— Start —
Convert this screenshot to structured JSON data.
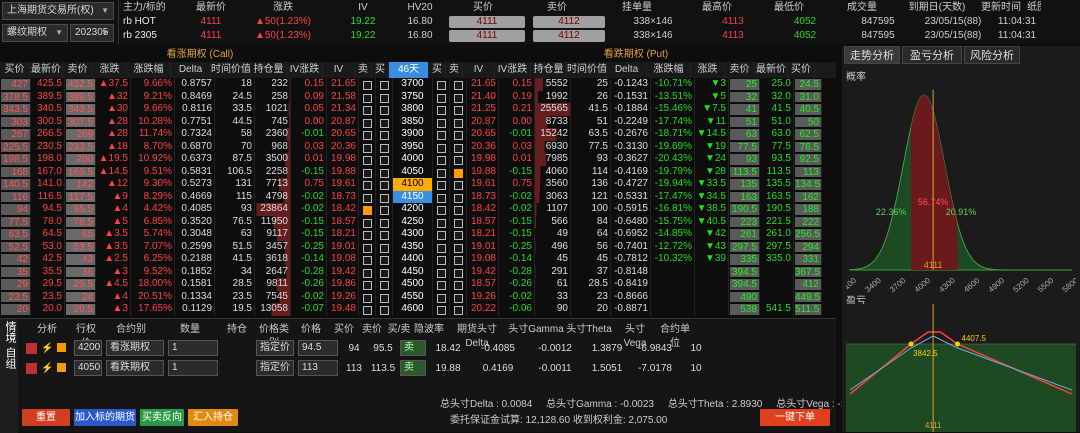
{
  "top": {
    "exchange": "上海期货交易所(权)",
    "type": "螺纹期权",
    "month": "202305",
    "headers": [
      "主力/标的",
      "最新价",
      "涨跌",
      "IV",
      "HV20",
      "买价",
      "卖价",
      "挂单量",
      "最高价",
      "最低价",
      "成交量",
      "到期日(天数)",
      "更新时间",
      "纸图"
    ],
    "rows": [
      {
        "name": "rb HOT",
        "last": "4111",
        "chg": "▲50(1.23%)",
        "iv": "19.22",
        "hv": "16.80",
        "bid": "4111",
        "ask": "4112",
        "qty": "338×146",
        "high": "4113",
        "low": "4052",
        "vol": "847595",
        "exp": "23/05/15(88)",
        "time": "11:04:31"
      },
      {
        "name": "rb 2305",
        "last": "4111",
        "chg": "▲50(1.23%)",
        "iv": "19.22",
        "hv": "16.80",
        "bid": "4111",
        "ask": "4112",
        "qty": "338×146",
        "high": "4113",
        "low": "4052",
        "vol": "847595",
        "exp": "23/05/15(88)",
        "time": "11:04:31"
      }
    ]
  },
  "table": {
    "call_title": "看涨期权 (Call)",
    "put_title": "看跌期权 (Put)",
    "headers": [
      "买价",
      "最新价",
      "卖价",
      "涨跌",
      "涨跌幅",
      "Delta",
      "时间价值",
      "持仓量",
      "IV涨跌",
      "IV",
      "卖",
      "买",
      "46天",
      "买",
      "卖",
      "IV",
      "IV涨跌",
      "持仓量",
      "时间价值",
      "Delta",
      "涨跌幅",
      "涨跌",
      "卖价",
      "最新价",
      "买价"
    ],
    "rows": [
      [
        "427",
        "425.5",
        "432.5",
        "▲37.5",
        "9.66%",
        "0.8757",
        "18",
        "232",
        "0.15",
        "21.65",
        "3700",
        "21.65",
        "0.15",
        "5552",
        "25",
        "-0.1243",
        "-10.71%",
        "▼3",
        "25",
        "25.0",
        "24.5"
      ],
      [
        "378.5",
        "389.5",
        "389.5",
        "▲32",
        "9.21%",
        "0.8469",
        "24.5",
        "258",
        "0.09",
        "21.58",
        "3750",
        "21.40",
        "0.19",
        "1992",
        "26",
        "-0.1531",
        "-13.51%",
        "▼5",
        "32",
        "32.0",
        "31.0"
      ],
      [
        "343.5",
        "340.5",
        "343.5",
        "▲30",
        "9.66%",
        "0.8116",
        "33.5",
        "1021",
        "0.05",
        "21.34",
        "3800",
        "21.25",
        "0.21",
        "25565",
        "41.5",
        "-0.1884",
        "-15.46%",
        "▼7.5",
        "41",
        "41.5",
        "40.5"
      ],
      [
        "303",
        "300.5",
        "307.5",
        "▲28",
        "10.28%",
        "0.7751",
        "44.5",
        "745",
        "0.00",
        "20.87",
        "3850",
        "20.87",
        "0.00",
        "8733",
        "51",
        "-0.2249",
        "-17.74%",
        "▼11",
        "51",
        "51.0",
        "50"
      ],
      [
        "267",
        "266.5",
        "269",
        "▲28",
        "11.74%",
        "0.7324",
        "58",
        "2360",
        "-0.01",
        "20.65",
        "3900",
        "20.65",
        "-0.01",
        "15242",
        "63.5",
        "-0.2676",
        "-18.71%",
        "▼14.5",
        "63",
        "63.0",
        "62.5"
      ],
      [
        "225.5",
        "230.5",
        "233.5",
        "▲18",
        "8.70%",
        "0.6870",
        "70",
        "968",
        "0.03",
        "20.36",
        "3950",
        "20.36",
        "0.03",
        "6930",
        "77.5",
        "-0.3130",
        "-19.69%",
        "▼19",
        "77.5",
        "77.5",
        "76.5"
      ],
      [
        "198.5",
        "198.0",
        "200",
        "▲19.5",
        "10.92%",
        "0.6373",
        "87.5",
        "3500",
        "0.01",
        "19.98",
        "4000",
        "19.98",
        "0.01",
        "7985",
        "93",
        "-0.3627",
        "-20.43%",
        "▼24",
        "93",
        "93.5",
        "92.5"
      ],
      [
        "168",
        "167.0",
        "169.5",
        "▲14.5",
        "9.51%",
        "0.5831",
        "106.5",
        "2258",
        "-0.15",
        "19.88",
        "4050",
        "19.88",
        "-0.15",
        "4060",
        "114",
        "-0.4169",
        "-19.79%",
        "▼28",
        "113.5",
        "113.5",
        "113"
      ],
      [
        "140.5",
        "141.0",
        "142",
        "▲12",
        "9.30%",
        "0.5273",
        "131",
        "7713",
        "0.75",
        "19.61",
        "4100",
        "19.61",
        "0.75",
        "3560",
        "136",
        "-0.4727",
        "-19.94%",
        "▼33.5",
        "135",
        "135.5",
        "134.5"
      ],
      [
        "116",
        "116.5",
        "117.5",
        "▲9",
        "8.29%",
        "0.4669",
        "115",
        "4798",
        "-0.02",
        "18.73",
        "4150",
        "18.73",
        "-0.02",
        "3063",
        "121",
        "-0.5331",
        "-17.47%",
        "▼34.5",
        "163",
        "163.5",
        "162"
      ],
      [
        "94",
        "94.5",
        "95.5",
        "▲4",
        "4.42%",
        "0.4085",
        "93",
        "23864",
        "-0.02",
        "18.42",
        "4200",
        "18.42",
        "-0.02",
        "1107",
        "100",
        "-0.5915",
        "-16.81%",
        "▼38.5",
        "190.5",
        "190.5",
        "188"
      ],
      [
        "77.5",
        "78.0",
        "78.5",
        "▲5",
        "6.85%",
        "0.3520",
        "76.5",
        "11950",
        "-0.15",
        "18.57",
        "4250",
        "18.57",
        "-0.15",
        "566",
        "84",
        "-0.6480",
        "-15.75%",
        "▼40.5",
        "223",
        "221.5",
        "222"
      ],
      [
        "63.5",
        "64.5",
        "65",
        "▲3.5",
        "5.74%",
        "0.3048",
        "63",
        "9117",
        "-0.15",
        "18.21",
        "4300",
        "18.21",
        "-0.15",
        "49",
        "64",
        "-0.6952",
        "-14.85%",
        "▼42",
        "261",
        "261.0",
        "256.5"
      ],
      [
        "52.5",
        "53.0",
        "53.5",
        "▲3.5",
        "7.07%",
        "0.2599",
        "51.5",
        "3457",
        "-0.25",
        "19.01",
        "4350",
        "19.01",
        "-0.25",
        "496",
        "56",
        "-0.7401",
        "-12.72%",
        "▼43",
        "297.5",
        "297.5",
        "294"
      ],
      [
        "42",
        "42.5",
        "43",
        "▲2.5",
        "6.25%",
        "0.2188",
        "41.5",
        "3618",
        "-0.14",
        "19.08",
        "4400",
        "19.08",
        "-0.14",
        "45",
        "45",
        "-0.7812",
        "-10.32%",
        "▼39",
        "335",
        "335.0",
        "331"
      ],
      [
        "35",
        "35.5",
        "36",
        "▲3",
        "9.52%",
        "0.1852",
        "34",
        "2647",
        "-0.28",
        "19.42",
        "4450",
        "19.42",
        "-0.28",
        "291",
        "37",
        "-0.8148",
        "",
        "",
        "394.5",
        "",
        "367.5"
      ],
      [
        "29",
        "29.5",
        "29.5",
        "▲4.5",
        "18.00%",
        "0.1581",
        "28.5",
        "9811",
        "-0.26",
        "19.86",
        "4500",
        "18.57",
        "-0.26",
        "61",
        "28.5",
        "-0.8419",
        "",
        "",
        "394.5",
        "",
        "412"
      ],
      [
        "23.5",
        "23.5",
        "24",
        "▲4",
        "20.51%",
        "0.1334",
        "23.5",
        "7545",
        "-0.02",
        "19.26",
        "4550",
        "19.26",
        "-0.02",
        "33",
        "23",
        "-0.8666",
        "",
        "",
        "490",
        "",
        "449.5"
      ],
      [
        "20",
        "20.0",
        "20.5",
        "▲3",
        "17.65%",
        "0.1129",
        "19.5",
        "13058",
        "-0.07",
        "19.48",
        "4600",
        "20.22",
        "-0.06",
        "90",
        "20",
        "-0.8871",
        "",
        "",
        "538",
        "541.5",
        "511.5"
      ]
    ]
  },
  "order": {
    "headers": [
      "分析",
      "行权价",
      "合约别",
      "数量",
      "持仓",
      "价格类别",
      "价格",
      "买价",
      "卖价",
      "买/卖",
      "隐波率",
      "期货头寸Delta",
      "头寸Gamma",
      "头寸Theta",
      "头寸Vega",
      "合约单位"
    ],
    "rows": [
      {
        "strike": "4200",
        "type": "看涨期权",
        "qty": "1",
        "ptype": "指定价",
        "price": "94.5",
        "bid": "94",
        "ask": "95.5",
        "side": "卖",
        "iv": "18.42",
        "delta": "-0.4085",
        "gamma": "-0.0012",
        "theta": "1.3879",
        "vega": "-6.9843",
        "unit": "10"
      },
      {
        "strike": "4050",
        "type": "看跌期权",
        "qty": "1",
        "ptype": "指定价",
        "price": "113",
        "bid": "113",
        "ask": "113.5",
        "side": "卖",
        "iv": "19.88",
        "delta": "0.4169",
        "gamma": "-0.0011",
        "theta": "1.5051",
        "vega": "-7.0178",
        "unit": "10"
      }
    ],
    "side_tabs": [
      "情境",
      "自组"
    ],
    "totals": "总头寸Delta : 0.0084     总头寸Gamma : -0.0023     总头寸Theta : 2.8930     总头寸Vega : -14.0021",
    "margin": "委托保证金试算: 12,128.60  收到权利金: 2,075.00",
    "buttons": {
      "reset": "重置",
      "add": "加入标的期货",
      "reverse": "买卖反向",
      "import": "汇入持仓",
      "submit": "一键下单"
    }
  },
  "right": {
    "tabs": [
      "走势分析",
      "盈亏分析",
      "风险分析"
    ],
    "prob_title": "概率",
    "pl_title": "盈亏",
    "pct_left": "22.36%",
    "pct_mid": "56.74%",
    "pct_right": "20.91%",
    "xticks": [
      "3100",
      "3400",
      "3700",
      "4000",
      "4300",
      "4600",
      "4900",
      "5200",
      "5500",
      "5800"
    ],
    "price_mark": "4111",
    "be_left": "3842.5",
    "be_right": "4407.5"
  },
  "colors": {
    "up": "#ff4040",
    "down": "#22dd22",
    "accent": "#ff9900",
    "bg": "#0d0d0d"
  }
}
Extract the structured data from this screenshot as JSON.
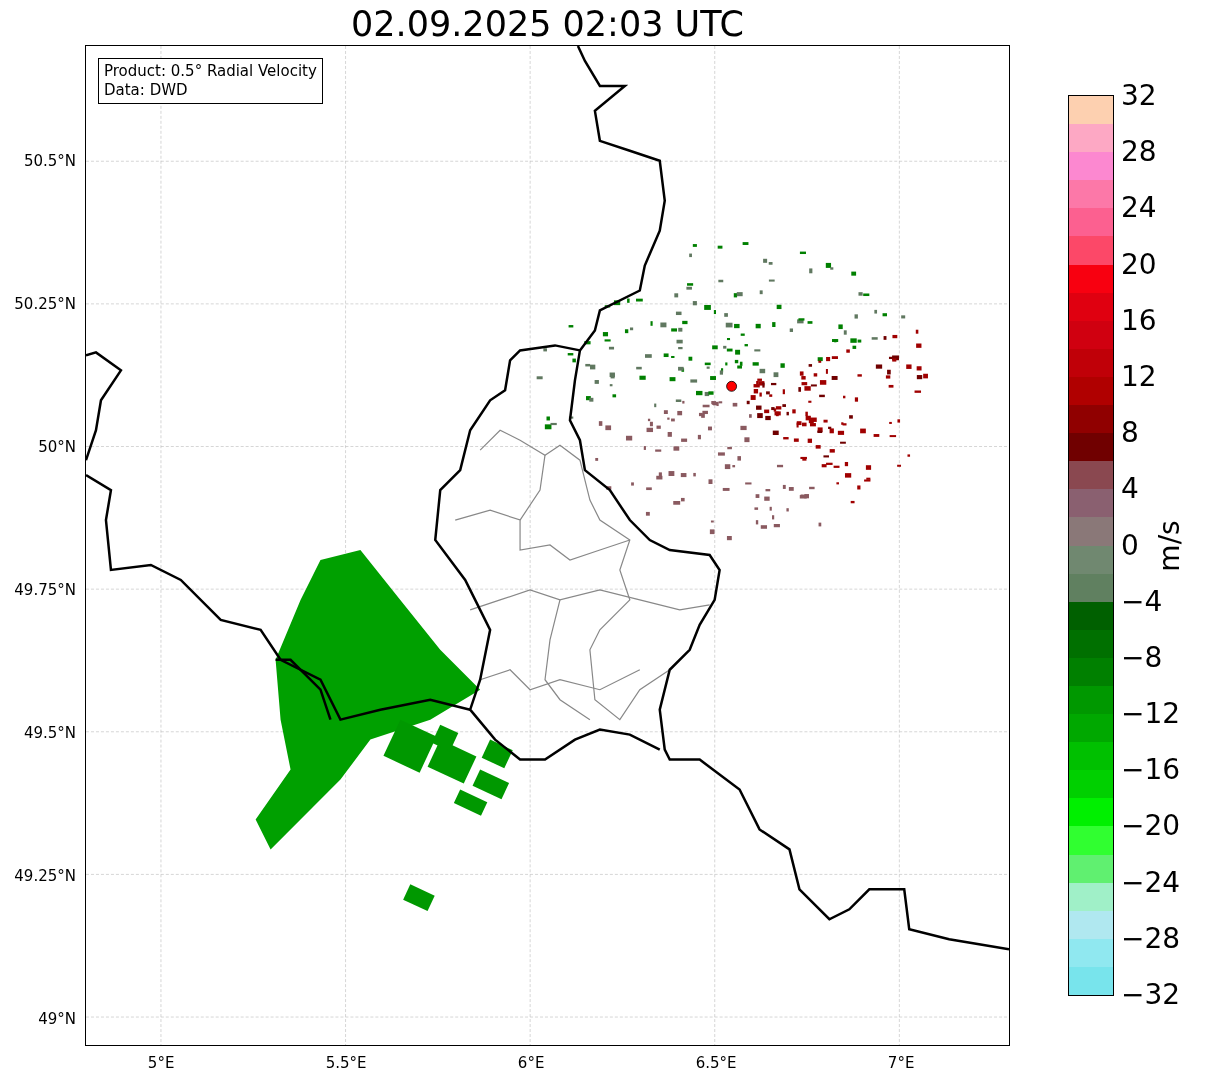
{
  "title": "02.09.2025 02:03 UTC",
  "legend": [
    "Product: 0.5° Radial Velocity",
    "Data: DWD"
  ],
  "x_ticks": [
    "5°E",
    "5.5°E",
    "6°E",
    "6.5°E",
    "7°E"
  ],
  "y_ticks": [
    "50.5°N",
    "50.25°N",
    "50°N",
    "49.75°N",
    "49.5°N",
    "49.25°N",
    "49°N"
  ],
  "colorbar": {
    "label": "m/s",
    "ticks": [
      "32",
      "28",
      "24",
      "20",
      "16",
      "12",
      "8",
      "4",
      "0",
      "−4",
      "−8",
      "−12",
      "−16",
      "−20",
      "−24",
      "−28",
      "−32"
    ],
    "bands": [
      {
        "color": "#fdd0b0"
      },
      {
        "color": "#fda8c4"
      },
      {
        "color": "#fc88d0"
      },
      {
        "color": "#fc78a8"
      },
      {
        "color": "#fc6090"
      },
      {
        "color": "#fc4868"
      },
      {
        "color": "#f80010"
      },
      {
        "color": "#e00010"
      },
      {
        "color": "#d00010"
      },
      {
        "color": "#c00008"
      },
      {
        "color": "#b00000"
      },
      {
        "color": "#900000"
      },
      {
        "color": "#700000"
      },
      {
        "color": "#8a4850"
      },
      {
        "color": "#8a6070"
      },
      {
        "color": "#8a7878"
      },
      {
        "color": "#708870"
      },
      {
        "color": "#608060"
      },
      {
        "color": "#006000"
      },
      {
        "color": "#007000"
      },
      {
        "color": "#008000"
      },
      {
        "color": "#009800"
      },
      {
        "color": "#00a800"
      },
      {
        "color": "#00c000"
      },
      {
        "color": "#00d000"
      },
      {
        "color": "#00f000"
      },
      {
        "color": "#30ff30"
      },
      {
        "color": "#60f070"
      },
      {
        "color": "#a0f0c8"
      },
      {
        "color": "#b0e8f0"
      },
      {
        "color": "#90e8f0"
      },
      {
        "color": "#78e4ec"
      }
    ]
  }
}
— End —
▶ _WRITTEN TASK_
Select, from the listing, all lines that include the word "this".

▶ _PROBLEM SOLUTION_
Convert this screenshot to structured JSON data.
Extract the structured data from this screenshot as JSON.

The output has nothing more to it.